Extract every line below that contains the word "title".
+===+
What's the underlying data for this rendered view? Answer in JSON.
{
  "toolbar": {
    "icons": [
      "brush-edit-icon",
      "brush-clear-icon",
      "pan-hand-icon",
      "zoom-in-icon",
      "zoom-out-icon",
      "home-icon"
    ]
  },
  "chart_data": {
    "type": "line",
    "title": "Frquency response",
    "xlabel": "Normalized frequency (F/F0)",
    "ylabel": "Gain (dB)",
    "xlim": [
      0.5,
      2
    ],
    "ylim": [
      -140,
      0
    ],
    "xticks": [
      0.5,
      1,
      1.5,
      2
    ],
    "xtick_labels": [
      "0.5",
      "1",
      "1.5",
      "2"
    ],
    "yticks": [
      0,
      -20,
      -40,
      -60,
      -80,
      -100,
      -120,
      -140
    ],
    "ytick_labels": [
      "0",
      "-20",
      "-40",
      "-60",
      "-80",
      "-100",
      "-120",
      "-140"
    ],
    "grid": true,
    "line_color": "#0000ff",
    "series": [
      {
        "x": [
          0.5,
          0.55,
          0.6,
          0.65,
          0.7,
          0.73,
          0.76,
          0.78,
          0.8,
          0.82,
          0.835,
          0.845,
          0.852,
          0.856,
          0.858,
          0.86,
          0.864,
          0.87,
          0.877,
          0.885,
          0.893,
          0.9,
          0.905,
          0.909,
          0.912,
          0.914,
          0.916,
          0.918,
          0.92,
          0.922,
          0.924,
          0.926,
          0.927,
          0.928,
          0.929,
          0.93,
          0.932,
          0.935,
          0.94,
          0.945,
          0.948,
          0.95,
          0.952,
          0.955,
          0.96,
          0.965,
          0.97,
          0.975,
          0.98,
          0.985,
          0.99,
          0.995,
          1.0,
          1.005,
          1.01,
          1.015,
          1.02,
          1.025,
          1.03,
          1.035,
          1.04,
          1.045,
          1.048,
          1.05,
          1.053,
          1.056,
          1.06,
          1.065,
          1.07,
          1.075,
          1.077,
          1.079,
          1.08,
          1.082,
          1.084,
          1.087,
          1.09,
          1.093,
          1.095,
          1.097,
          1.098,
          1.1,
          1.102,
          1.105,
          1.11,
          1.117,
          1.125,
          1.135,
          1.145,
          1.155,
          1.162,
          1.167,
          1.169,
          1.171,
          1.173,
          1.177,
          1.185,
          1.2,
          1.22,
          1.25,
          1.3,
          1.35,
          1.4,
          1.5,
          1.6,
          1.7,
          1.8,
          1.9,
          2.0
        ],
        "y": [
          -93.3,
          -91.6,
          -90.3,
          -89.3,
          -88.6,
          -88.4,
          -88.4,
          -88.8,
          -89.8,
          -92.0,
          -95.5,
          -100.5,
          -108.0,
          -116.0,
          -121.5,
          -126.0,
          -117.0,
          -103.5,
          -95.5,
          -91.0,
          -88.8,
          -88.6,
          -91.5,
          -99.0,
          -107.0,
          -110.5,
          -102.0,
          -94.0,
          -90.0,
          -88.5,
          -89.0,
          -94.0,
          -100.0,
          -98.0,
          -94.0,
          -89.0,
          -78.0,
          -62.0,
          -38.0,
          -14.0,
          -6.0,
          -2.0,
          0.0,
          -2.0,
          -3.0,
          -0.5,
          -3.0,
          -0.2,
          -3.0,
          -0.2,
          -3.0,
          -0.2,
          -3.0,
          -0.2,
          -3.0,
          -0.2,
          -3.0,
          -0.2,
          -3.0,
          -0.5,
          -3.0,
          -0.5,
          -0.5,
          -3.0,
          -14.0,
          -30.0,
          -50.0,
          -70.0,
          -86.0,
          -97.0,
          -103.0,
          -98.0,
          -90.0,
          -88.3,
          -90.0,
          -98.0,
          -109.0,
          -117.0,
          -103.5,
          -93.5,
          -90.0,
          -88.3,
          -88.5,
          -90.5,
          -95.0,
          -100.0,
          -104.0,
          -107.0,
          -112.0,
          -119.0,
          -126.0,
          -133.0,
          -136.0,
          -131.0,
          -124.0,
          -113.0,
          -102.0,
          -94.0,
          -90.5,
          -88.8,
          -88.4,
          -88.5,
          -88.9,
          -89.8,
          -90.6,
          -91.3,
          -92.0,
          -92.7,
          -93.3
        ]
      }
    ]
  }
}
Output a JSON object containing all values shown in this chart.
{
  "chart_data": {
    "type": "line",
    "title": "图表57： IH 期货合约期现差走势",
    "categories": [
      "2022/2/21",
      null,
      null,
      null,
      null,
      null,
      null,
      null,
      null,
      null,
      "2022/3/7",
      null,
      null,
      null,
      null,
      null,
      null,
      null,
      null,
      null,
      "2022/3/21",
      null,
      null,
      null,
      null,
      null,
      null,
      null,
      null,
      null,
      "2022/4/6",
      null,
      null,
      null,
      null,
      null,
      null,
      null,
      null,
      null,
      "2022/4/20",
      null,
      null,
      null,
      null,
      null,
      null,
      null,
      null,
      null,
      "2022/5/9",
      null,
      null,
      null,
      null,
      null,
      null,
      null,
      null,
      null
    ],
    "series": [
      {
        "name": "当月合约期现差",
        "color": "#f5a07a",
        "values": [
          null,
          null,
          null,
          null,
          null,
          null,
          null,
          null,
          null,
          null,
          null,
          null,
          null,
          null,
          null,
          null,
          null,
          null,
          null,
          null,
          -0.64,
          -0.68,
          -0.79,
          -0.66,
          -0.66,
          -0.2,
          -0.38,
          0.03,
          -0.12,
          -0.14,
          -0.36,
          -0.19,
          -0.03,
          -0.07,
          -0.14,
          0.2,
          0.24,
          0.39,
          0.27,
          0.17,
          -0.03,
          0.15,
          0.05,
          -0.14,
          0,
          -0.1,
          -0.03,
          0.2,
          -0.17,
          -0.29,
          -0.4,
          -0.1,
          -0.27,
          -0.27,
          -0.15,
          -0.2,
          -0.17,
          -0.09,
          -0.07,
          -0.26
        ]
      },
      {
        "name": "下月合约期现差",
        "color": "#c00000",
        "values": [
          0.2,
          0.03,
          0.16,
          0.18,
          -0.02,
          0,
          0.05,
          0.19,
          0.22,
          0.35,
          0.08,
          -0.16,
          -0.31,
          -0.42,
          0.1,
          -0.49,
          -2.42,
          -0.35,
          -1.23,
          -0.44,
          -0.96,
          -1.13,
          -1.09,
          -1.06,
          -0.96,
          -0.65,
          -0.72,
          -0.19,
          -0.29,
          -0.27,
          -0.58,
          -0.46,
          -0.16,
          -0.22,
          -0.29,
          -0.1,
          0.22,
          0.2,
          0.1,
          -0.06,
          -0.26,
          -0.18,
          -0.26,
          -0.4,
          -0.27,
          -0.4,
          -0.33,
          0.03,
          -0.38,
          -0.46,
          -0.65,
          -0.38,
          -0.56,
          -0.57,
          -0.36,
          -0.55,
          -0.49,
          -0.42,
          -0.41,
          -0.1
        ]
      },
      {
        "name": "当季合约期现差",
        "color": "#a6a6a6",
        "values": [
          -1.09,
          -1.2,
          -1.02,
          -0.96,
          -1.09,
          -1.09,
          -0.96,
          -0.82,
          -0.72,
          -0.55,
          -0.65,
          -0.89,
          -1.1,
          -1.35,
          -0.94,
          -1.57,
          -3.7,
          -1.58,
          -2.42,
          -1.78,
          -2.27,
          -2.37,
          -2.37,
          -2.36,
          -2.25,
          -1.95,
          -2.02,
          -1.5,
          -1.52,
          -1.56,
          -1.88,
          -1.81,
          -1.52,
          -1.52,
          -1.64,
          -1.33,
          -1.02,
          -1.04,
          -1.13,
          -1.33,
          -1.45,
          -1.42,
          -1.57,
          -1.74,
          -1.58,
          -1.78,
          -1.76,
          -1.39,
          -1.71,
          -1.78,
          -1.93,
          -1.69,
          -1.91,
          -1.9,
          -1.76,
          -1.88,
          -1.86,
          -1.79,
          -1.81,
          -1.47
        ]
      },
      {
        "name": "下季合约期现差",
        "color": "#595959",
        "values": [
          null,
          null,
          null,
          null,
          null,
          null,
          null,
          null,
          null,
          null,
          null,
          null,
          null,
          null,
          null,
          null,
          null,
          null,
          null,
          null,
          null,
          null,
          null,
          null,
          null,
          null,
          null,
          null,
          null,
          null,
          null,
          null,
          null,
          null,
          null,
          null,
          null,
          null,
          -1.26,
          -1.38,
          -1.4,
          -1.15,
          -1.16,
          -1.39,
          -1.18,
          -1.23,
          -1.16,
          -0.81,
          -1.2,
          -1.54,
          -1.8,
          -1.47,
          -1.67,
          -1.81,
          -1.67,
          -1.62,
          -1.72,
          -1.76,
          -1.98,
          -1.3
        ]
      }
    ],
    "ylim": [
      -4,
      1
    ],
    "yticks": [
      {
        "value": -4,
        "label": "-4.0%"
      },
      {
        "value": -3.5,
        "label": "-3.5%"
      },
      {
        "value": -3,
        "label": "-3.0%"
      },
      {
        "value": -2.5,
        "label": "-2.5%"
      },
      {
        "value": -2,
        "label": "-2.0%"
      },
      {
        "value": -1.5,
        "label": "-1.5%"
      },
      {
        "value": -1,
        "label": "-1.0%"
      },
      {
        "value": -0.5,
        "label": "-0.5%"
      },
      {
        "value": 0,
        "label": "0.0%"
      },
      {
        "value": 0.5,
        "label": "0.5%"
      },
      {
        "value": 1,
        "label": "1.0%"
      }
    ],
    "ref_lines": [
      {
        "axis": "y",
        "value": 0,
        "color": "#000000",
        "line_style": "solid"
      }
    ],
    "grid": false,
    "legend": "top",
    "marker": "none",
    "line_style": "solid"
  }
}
+===+
• **Worked solution**:
    "title": "Frquency response",
    "title": "图表57： IH 期货合约期现差走势",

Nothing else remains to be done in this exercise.